Exercise details: Pull every line containing "uczniów" from the entries.

Collected data entries:
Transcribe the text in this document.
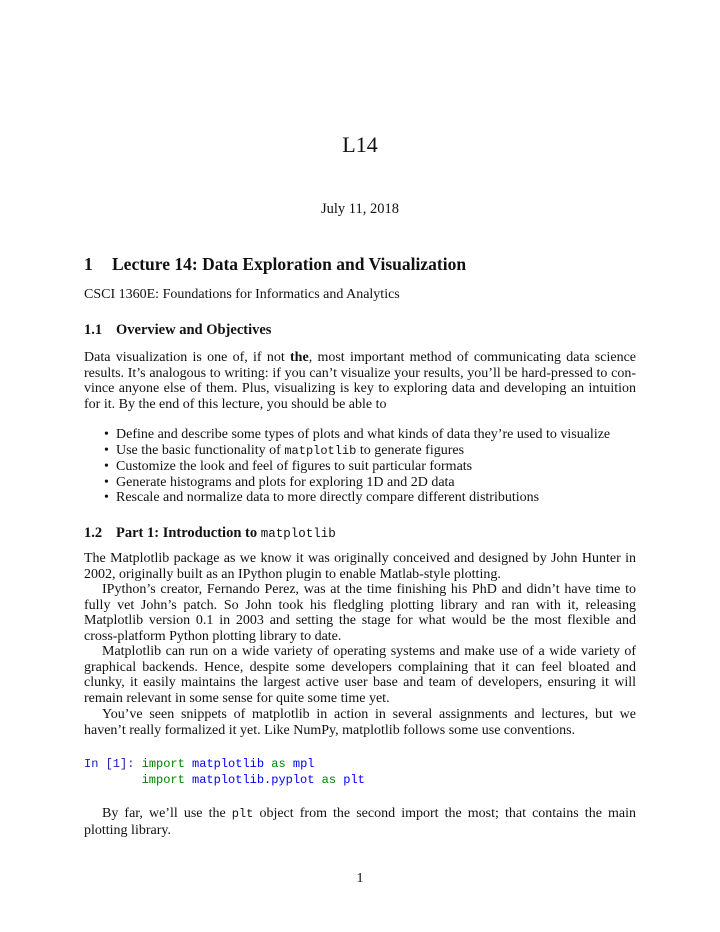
L14
July 11, 2018
1 Lecture 14: Data Exploration and Visualization
CSCI 1360E: Foundations for Informatics and Analytics
1.1 Overview and Objectives

Data visualization is one of, if not the, most important method of communicating data science results. It’s analogous to writing: if you can’t visualize your results, you’ll be hard-pressed to con-vince anyone else of them. Plus, visualizing is key to exploring data and developing an intuition for it. By the end of this lecture, you should be able to

• Define and describe some types of plots and what kinds of data they’re used to visualize
• Use the basic functionality of matplotlib to generate figures
• Customize the look and feel of figures to suit particular formats
• Generate histograms and plots for exploring 1D and 2D data
• Rescale and normalize data to more directly compare different distributions
1.2 Part 1: Introduction to matplotlib

The Matplotlib package as we know it was originally conceived and designed by John Hunter in 2002, originally built as an IPython plugin to enable Matlab-style plotting.

IPython’s creator, Fernando Perez, was at the time finishing his PhD and didn’t have time to fully vet John’s patch. So John took his fledgling plotting library and ran with it, releasing Matplotlib version 0.1 in 2003 and setting the stage for what would be the most flexible and cross-platform Python plotting library to date.

Matplotlib can run on a wide variety of operating systems and make use of a wide variety of graphical backends. Hence, despite some developers complaining that it can feel bloated and clunky, it easily maintains the largest active user base and team of developers, ensuring it will remain relevant in some sense for quite some time yet.

You’ve seen snippets of matplotlib in action in several assignments and lectures, but we haven’t really formalized it yet. Like NumPy, matplotlib follows some use conventions.

In [1]: import matplotlib as mpl
import matplotlib.pyplot as plt

By far, we’ll use the plt object from the second import the most; that contains the main plotting library.

1
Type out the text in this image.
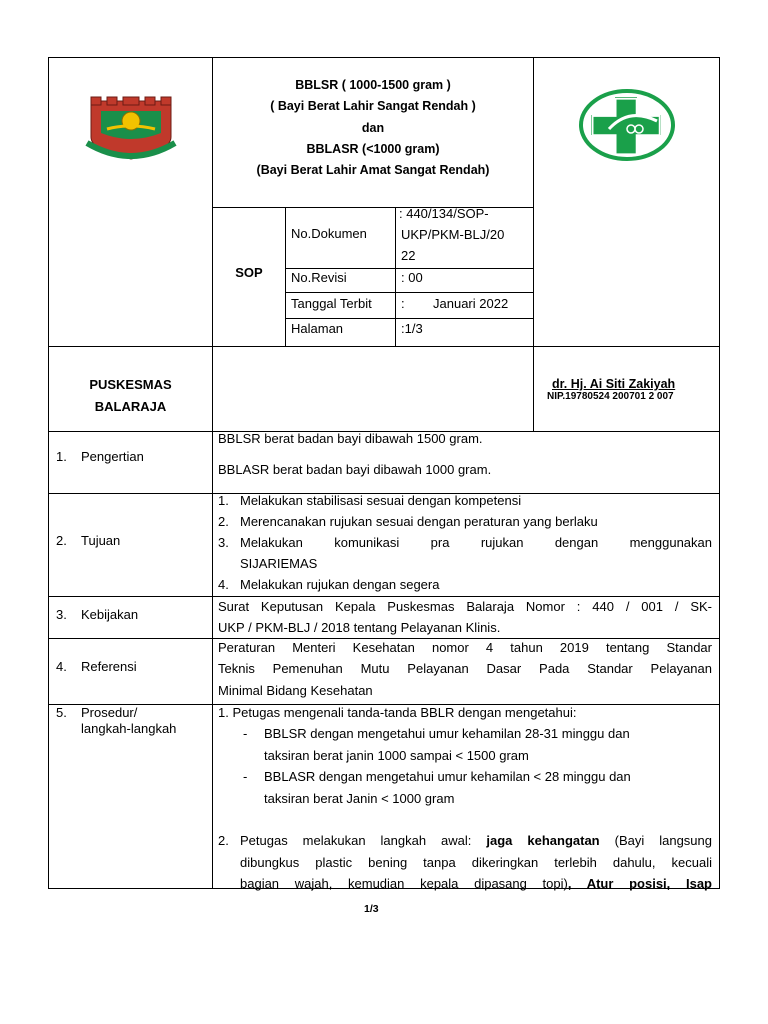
BBLSR ( 1000-1500 gram )
( Bayi Berat Lahir Sangat Rendah )
dan
BBLASR (<1000 gram)
(Bayi Berat Lahir Amat Sangat Rendah)
SOP
No.Dokumen
: 440/134/SOP-
UKP/PKM-BLJ/20
22
No.Revisi	: 00
Tanggal Terbit : Januari 2022
Halaman	:1/3
PUSKESMAS
BALARAJA
dr. Hj. Ai Siti Zakiyah
NIP.19780524 200701 2 007
1. Pengertian
BBLSR berat badan bayi dibawah 1500 gram.
BBLASR berat badan bayi dibawah 1000 gram.
2. Tujuan
1. Melakukan stabilisasi sesuai dengan kompetensi
2. Merencanakan rujukan sesuai dengan peraturan yang berlaku
3. Melakukan komunikasi pra rujukan dengan menggunakan
SIJARIEMAS
4. Melakukan rujukan dengan segera
3. Kebijakan
Surat Keputusan Kepala Puskesmas Balaraja Nomor : 440 / 001 / SK-
UKP / PKM-BLJ / 2018 tentang Pelayanan Klinis.
4. Referensi
Peraturan Menteri Kesehatan nomor 4 tahun 2019 tentang Standar
Teknis Pemenuhan Mutu Pelayanan Dasar Pada Standar Pelayanan
Minimal Bidang Kesehatan
5. Prosedur/
langkah-langkah
1. Petugas mengenali tanda-tanda BBLR dengan mengetahui:
- BBLSR dengan mengetahui umur kehamilan 28-31 minggu dan
taksiran berat janin 1000 sampai < 1500 gram
- BBLASR dengan mengetahui umur kehamilan < 28 minggu dan
taksiran berat Janin < 1000 gram
2. Petugas melakukan langkah awal: jaga kehangatan (Bayi langsung
dibungkus plastic bening tanpa dikeringkan terlebih dahulu, kecuali
bagian wajah, kemudian kepala dipasang topi), Atur posisi, Isap
1/3
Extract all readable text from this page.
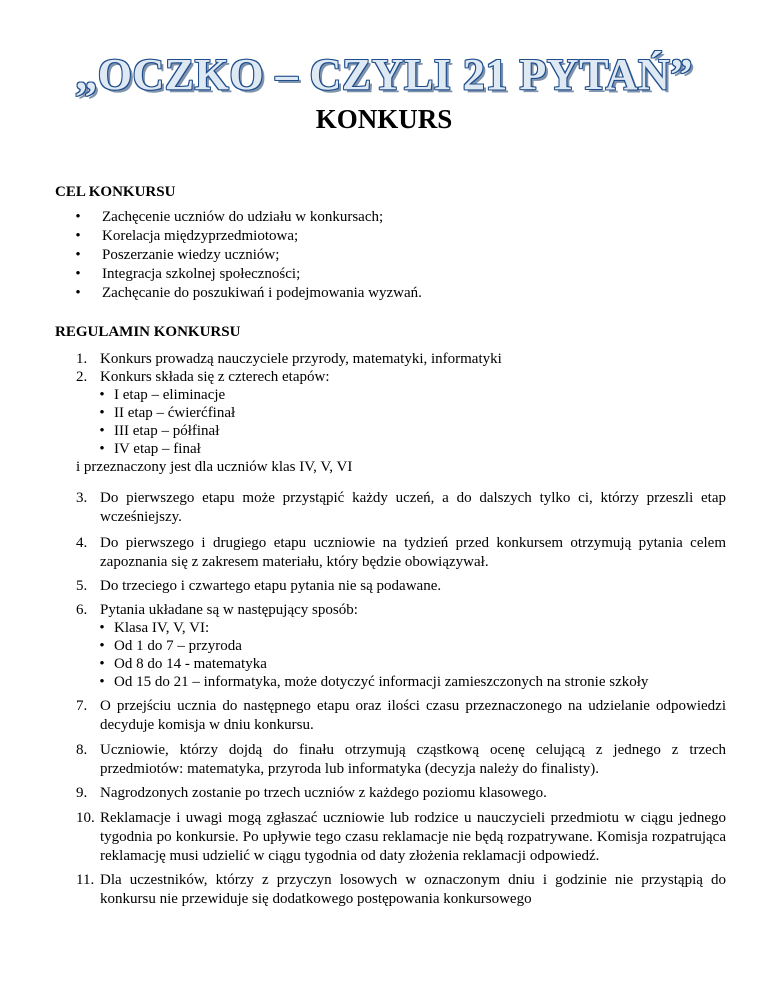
„OCZKO – CZYLI 21 PYTAŃ”
KONKURS
CEL KONKURSU
•	Zachęcenie uczniów do udziału w konkursach;
•	Korelacja międzyprzedmiotowa;
•	Poszerzanie wiedzy uczniów;
•	Integracja szkolnej społeczności;
•	Zachęcanie do poszukiwań i podejmowania wyzwań.
REGULAMIN KONKURSU
1. Konkurs prowadzą nauczyciele przyrody, matematyki, informatyki
2. Konkurs składa się z czterech etapów:
• I etap – eliminacje
• II etap – ćwierćfinał
• III etap – półfinał
• IV etap – finał
i przeznaczony jest dla uczniów klas IV, V, VI
3. Do pierwszego etapu może przystąpić każdy uczeń, a do dalszych tylko ci, którzy przeszli etap wcześniejszy.
4. Do pierwszego i drugiego etapu uczniowie na tydzień przed konkursem otrzymują pytania celem zapoznania się z zakresem materiału, który będzie obowiązywał.
5. Do trzeciego i czwartego etapu pytania nie są podawane.
6. Pytania układane są w następujący sposób:
• Klasa IV, V, VI:
• Od 1 do 7 – przyroda
• Od 8 do 14 - matematyka
• Od 15 do 21 – informatyka, może dotyczyć informacji zamieszczonych na stronie szkoły
7. O przejściu ucznia do następnego etapu oraz ilości czasu przeznaczonego na udzielanie odpowiedzi decyduje komisja w dniu konkursu.
8. Uczniowie, którzy dojdą do finału otrzymują cząstkową ocenę celującą z jednego z trzech przedmiotów: matematyka, przyroda lub informatyka (decyzja należy do finalisty).
9. Nagrodzonych zostanie po trzech uczniów z każdego poziomu klasowego.
10. Reklamacje i uwagi mogą zgłaszać uczniowie lub rodzice u nauczycieli przedmiotu w ciągu jednego tygodnia po konkursie. Po upływie tego czasu reklamacje nie będą rozpatrywane. Komisja rozpatrująca reklamację musi udzielić w ciągu tygodnia od daty złożenia reklamacji odpowiedź.
11. Dla uczestników, którzy z przyczyn losowych w oznaczonym dniu i godzinie nie przystąpią do konkursu nie przewiduje się dodatkowego postępowania konkursowego
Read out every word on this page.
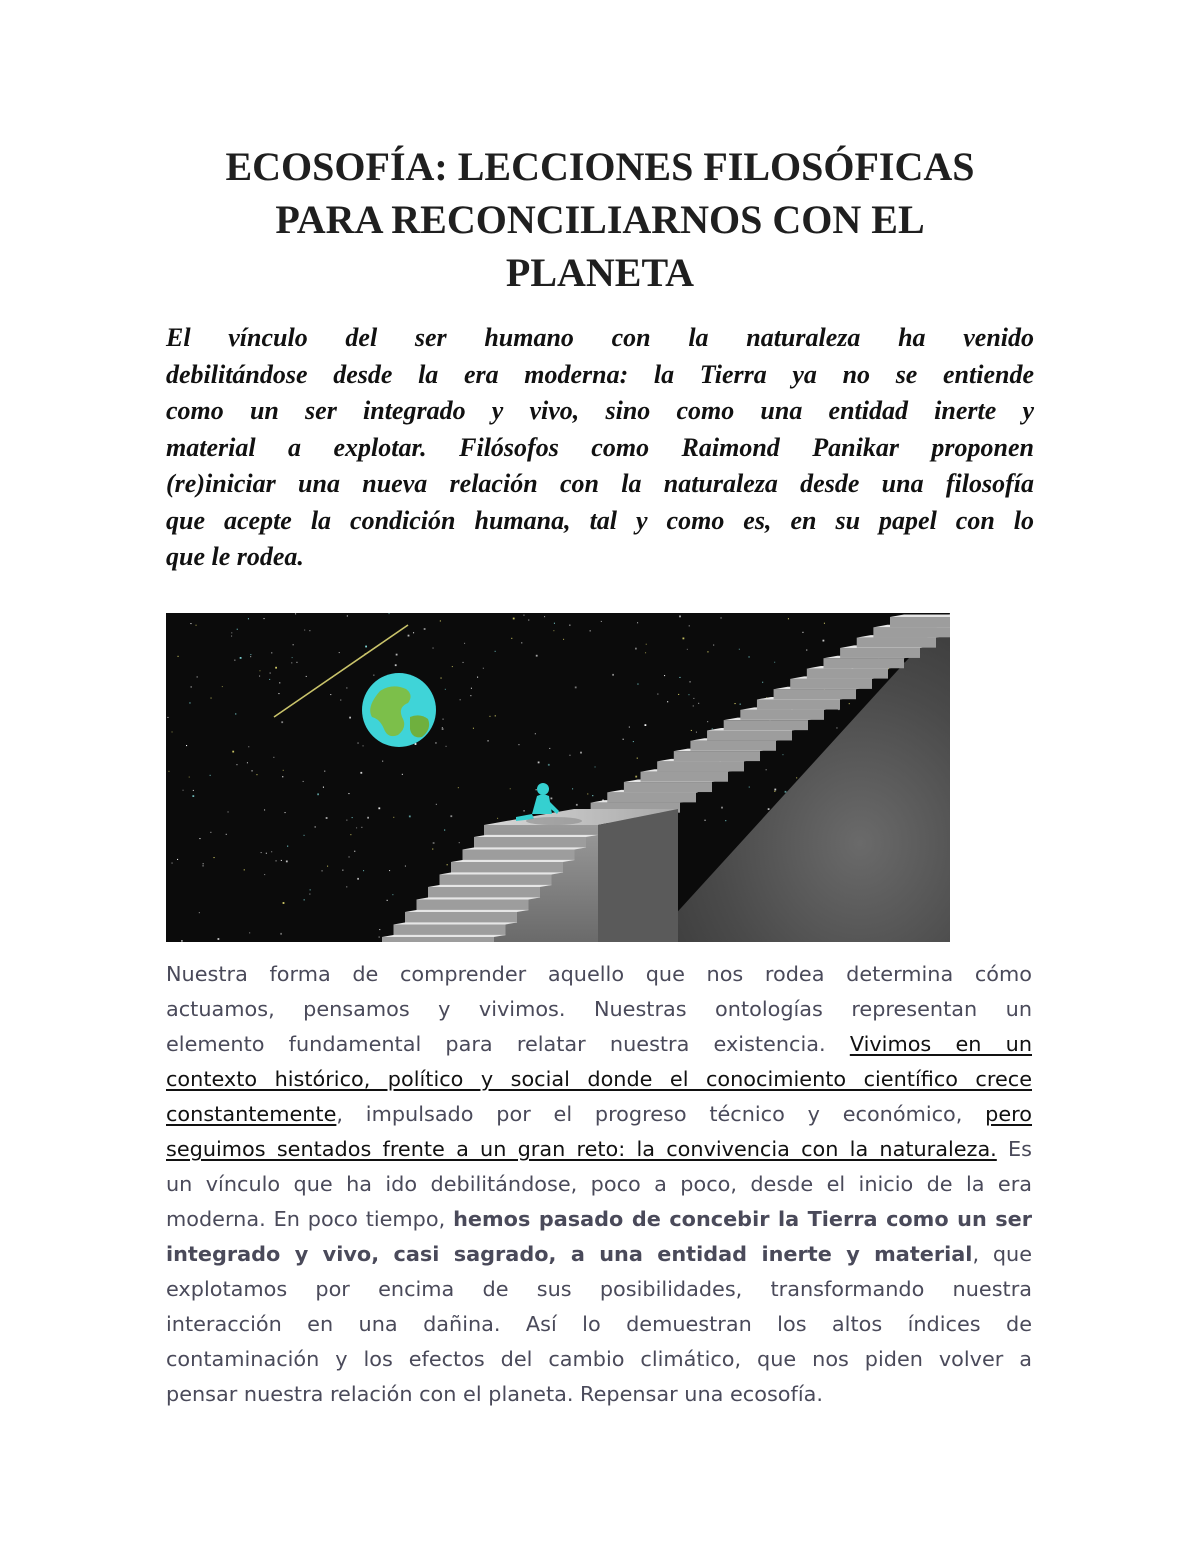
ECOSOFÍA: LECCIONES FILOSÓFICAS
PARA RECONCILIARNOS CON EL
PLANETA
El vínculo del ser humano con la naturaleza ha venido
debilitándose desde la era moderna: la Tierra ya no se entiende
como un ser integrado y vivo, sino como una entidad inerte y
material a explotar. Filósofos como Raimond Panikar proponen
(re)iniciar una nueva relación con la naturaleza desde una filosofía
que acepte la condición humana, tal y como es, en su papel con lo
que le rodea.
Nuestra forma de comprender aquello que nos rodea determina cómo
actuamos, pensamos y vivimos. Nuestras ontologías representan un
elemento fundamental para relatar nuestra existencia. Vivimos en un
contexto histórico, político y social donde el conocimiento científico crece
constantemente, impulsado por el progreso técnico y económico, pero
seguimos sentados frente a un gran reto: la convivencia con la naturaleza. Es
un vínculo que ha ido debilitándose, poco a poco, desde el inicio de la era
moderna. En poco tiempo, hemos pasado de concebir la Tierra como un ser
integrado y vivo, casi sagrado, a una entidad inerte y material, que
explotamos por encima de sus posibilidades, transformando nuestra
interacción en una dañina. Así lo demuestran los altos índices de
contaminación y los efectos del cambio climático, que nos piden volver a
pensar nuestra relación con el planeta. Repensar una ecosofía.
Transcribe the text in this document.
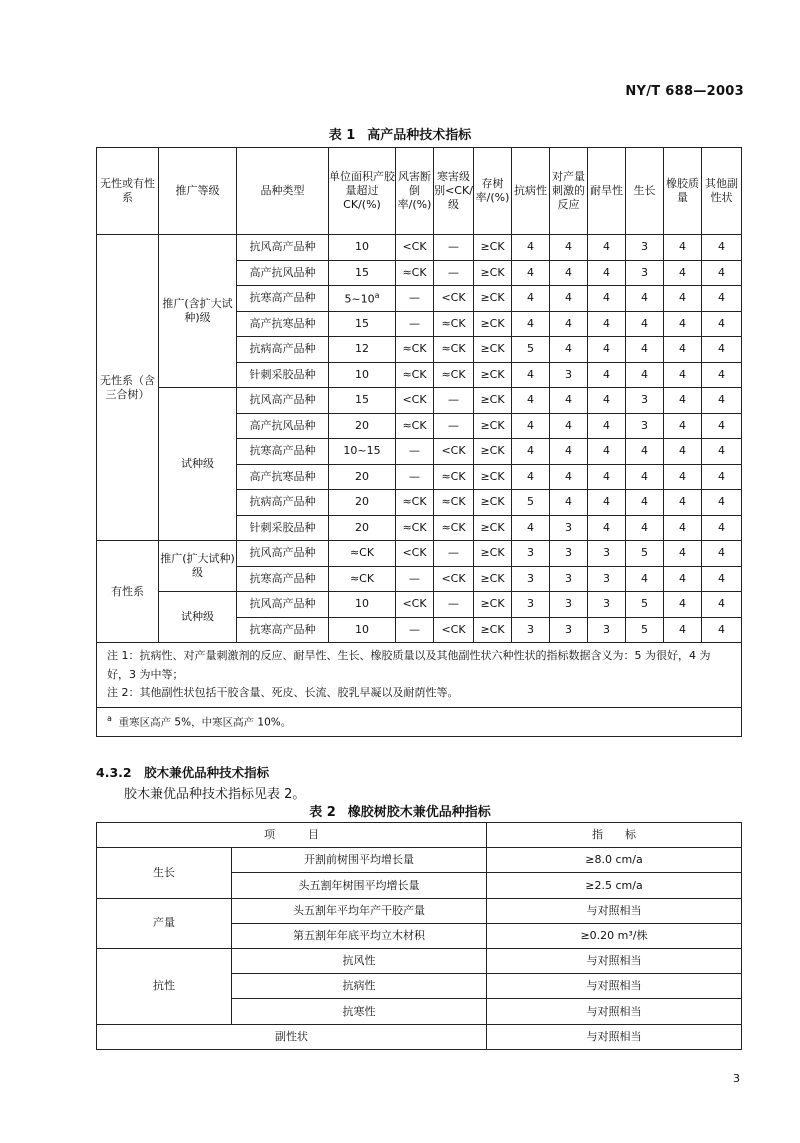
NY/T 688—2003
表 1 高产品种技术指标
无性或有性系	推广等级	品种类型	单位面积产胶量超过CK/(%)	风害断倒率/(%)	寒害级别<CK/级	存树率/(%)	抗病性	对产量刺激的反应	耐旱性	生长	橡胶质量	其他副性状
无性系（含三合树）	推广(含扩大试种)级	抗风高产品种	10	<CK	—	≥CK	4	4	4	3	4	4
		高产抗风品种	15	≈CK	—	≥CK	4	4	4	3	4	4
		抗寒高产品种	5~10$^a$	—	<CK	≥CK	4	4	4	4	4	4
		高产抗寒品种	15	—	≈CK	≥CK	4	4	4	4	4	4
		抗病高产品种	12	≈CK	≈CK	≥CK	5	4	4	4	4	4
		针刺采胶品种	10	≈CK	≈CK	≥CK	4	3	4	4	4	4
	试种级	抗风高产品种	15	<CK	—	≥CK	4	4	4	3	4	4
		高产抗风品种	20	≈CK	—	≥CK	4	4	4	3	4	4
		抗寒高产品种	10~15	—	<CK	≥CK	4	4	4	4	4	4
		高产抗寒品种	20	—	≈CK	≥CK	4	4	4	4	4	4
		抗病高产品种	20	≈CK	≈CK	≥CK	5	4	4	4	4	4
		针刺采胶品种	20	≈CK	≈CK	≥CK	4	3	4	4	4	4
有性系	推广(扩大试种)级	抗风高产品种	≈CK	<CK	—	≥CK	3	3	3	5	4	4
		抗寒高产品种	≈CK	—	<CK	≥CK	3	3	3	4	4	4
	试种级	抗风高产品种	10	<CK	—	≥CK	3	3	3	5	4	4
		抗寒高产品种	10	—	<CK	≥CK	3	3	3	5	4	4

注 1：抗病性、对产量刺激剂的反应、耐旱性、生长、橡胶质量以及其他副性状六种性状的指标数据含义为：5 为很好，4 为好，3 为中等；
注 2：其他副性状包括干胶含量、死皮、长流、胶乳早凝以及耐荫性等。												

$^a$ 重寒区高产 5%，中寒区高产 10%。												
4.3.2　胶木兼优品种技术指标
胶木兼优品种技术指标见表 2。
表 2 橡胶树胶木兼优品种指标
项　　　目		指　　标
生长	开割前树围平均增长量	≥8.0 cm/a
	头五割年树围平均增长量	≥2.5 cm/a
产量	头五割年平均年产干胶产量	与对照相当
	第五割年年底平均立木材积	≥0.20 m³/株
抗性	抗风性	与对照相当
	抗病性	与对照相当
	抗寒性	与对照相当
副性状		与对照相当
3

Full solution:
•	Zachęcenie uczniów do udziału w konkursach;
•	Poszerzanie wiedzy uczniów;
i przeznaczony jest dla uczniów klas IV, V, VI
9. Nagrodzonych zostanie po trzech uczniów z każdego poziomu klasowego.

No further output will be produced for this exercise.